Determine how many lines hold "BENTLEY" and give only that number.

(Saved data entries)
══════
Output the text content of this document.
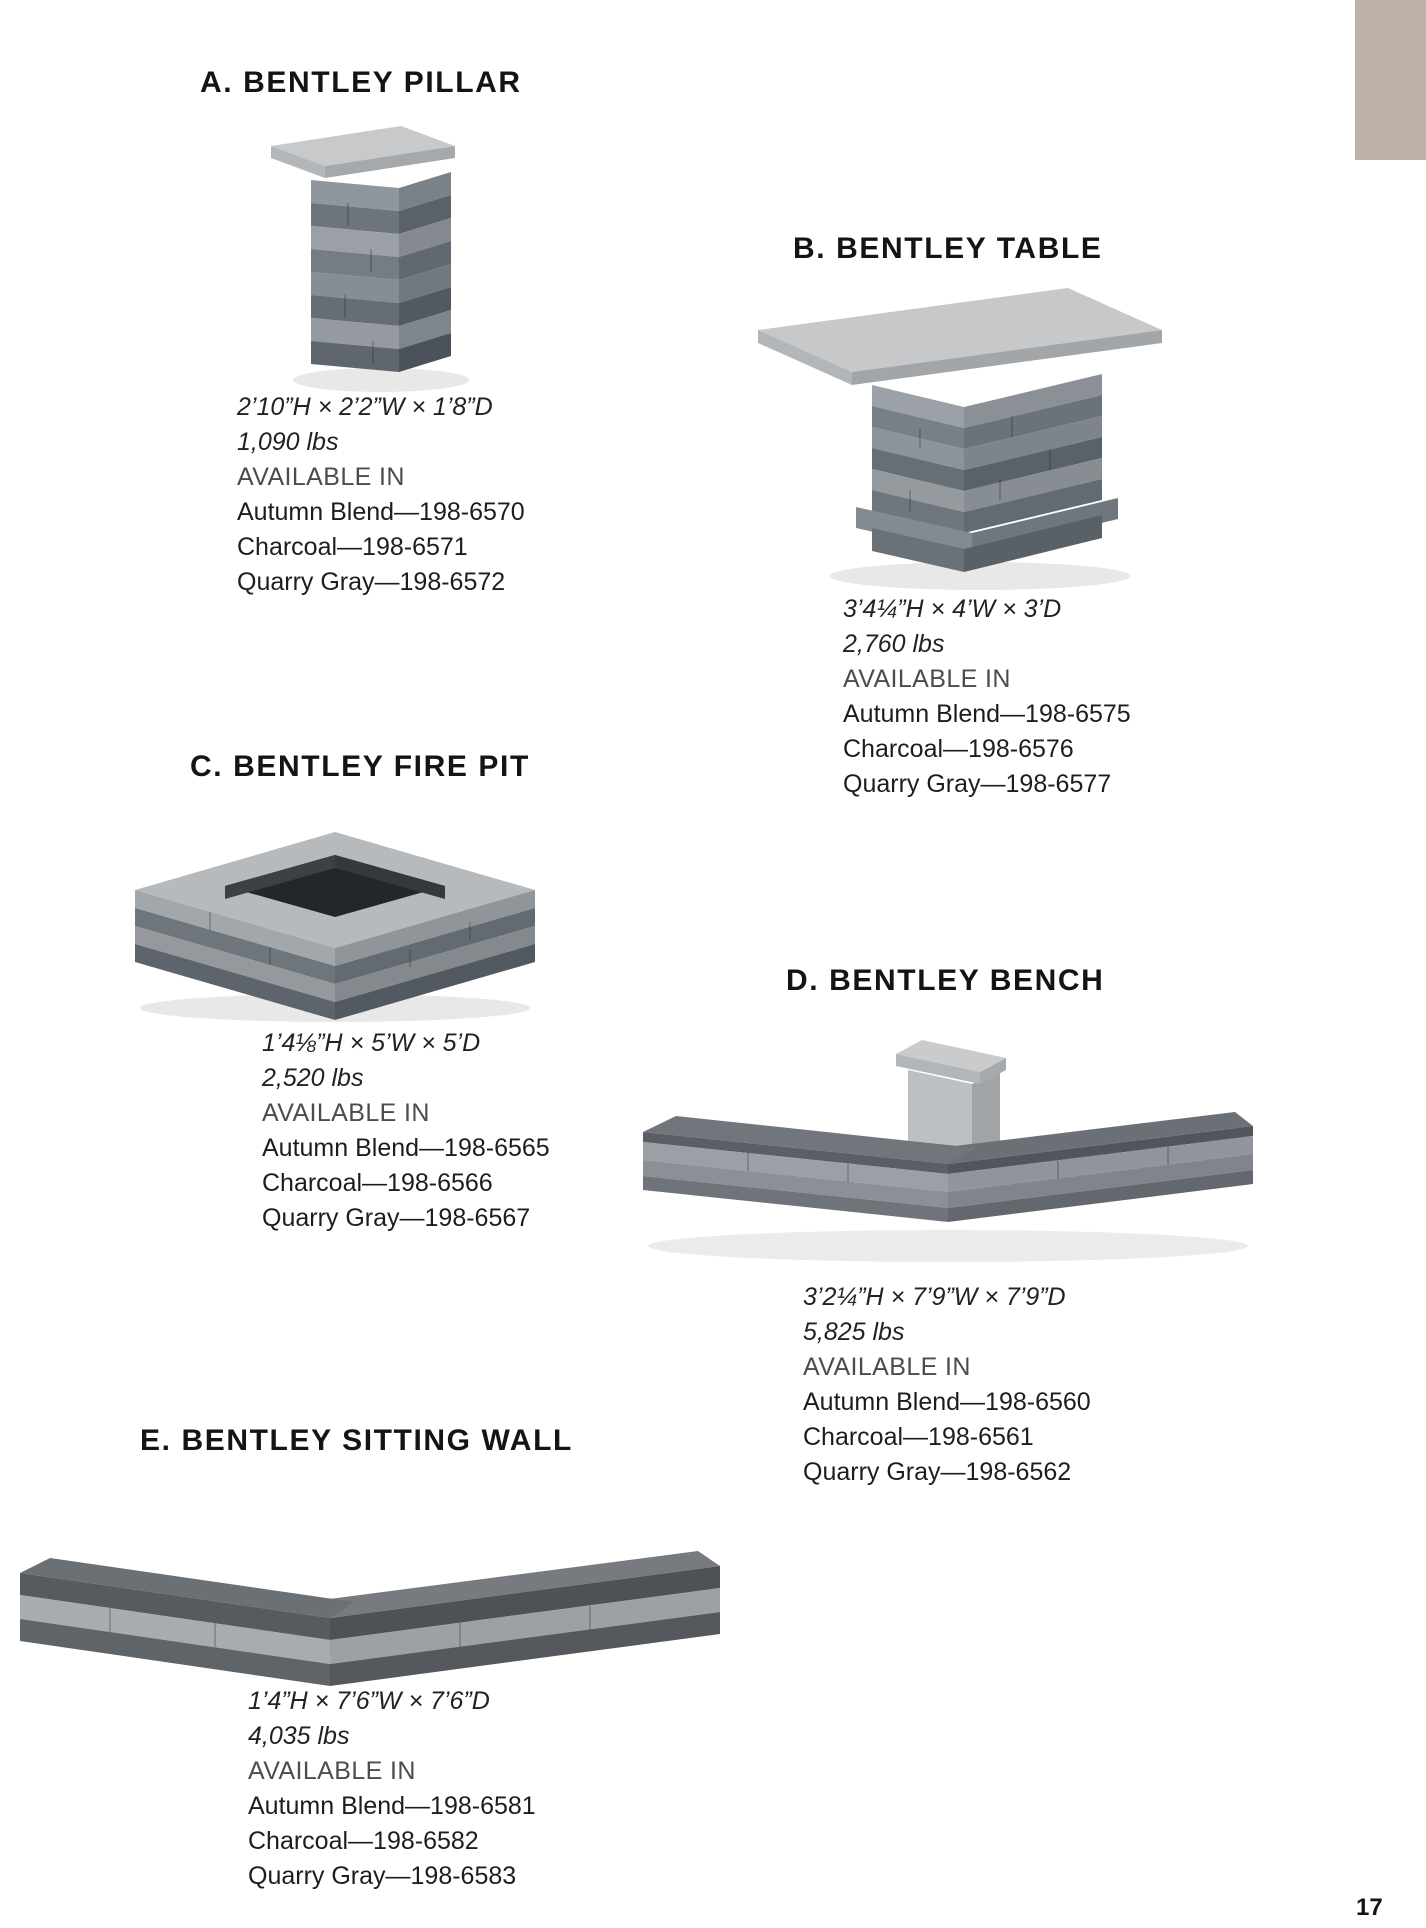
A. BENTLEY PILLAR
2’10”H × 2’2”W × 1’8”D
1,090 lbs
AVAILABLE IN
Autumn Blend—198-6570
Charcoal—198-6571
Quarry Gray—198-6572
B. BENTLEY TABLE
3’4¼”H × 4’W × 3’D
2,760 lbs
AVAILABLE IN
Autumn Blend—198-6575
Charcoal—198-6576
Quarry Gray—198-6577
C. BENTLEY FIRE PIT
1’4⅛”H × 5’W × 5’D
2,520 lbs
AVAILABLE IN
Autumn Blend—198-6565
Charcoal—198-6566
Quarry Gray—198-6567
D. BENTLEY BENCH
3’2¼”H × 7’9”W × 7’9”D
5,825 lbs
AVAILABLE IN
Autumn Blend—198-6560
Charcoal—198-6561
Quarry Gray—198-6562
E. BENTLEY SITTING WALL
1’4”H × 7’6”W × 7’6”D
4,035 lbs
AVAILABLE IN
Autumn Blend—198-6581
Charcoal—198-6582
Quarry Gray—198-6583
17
══════
Task solution:
5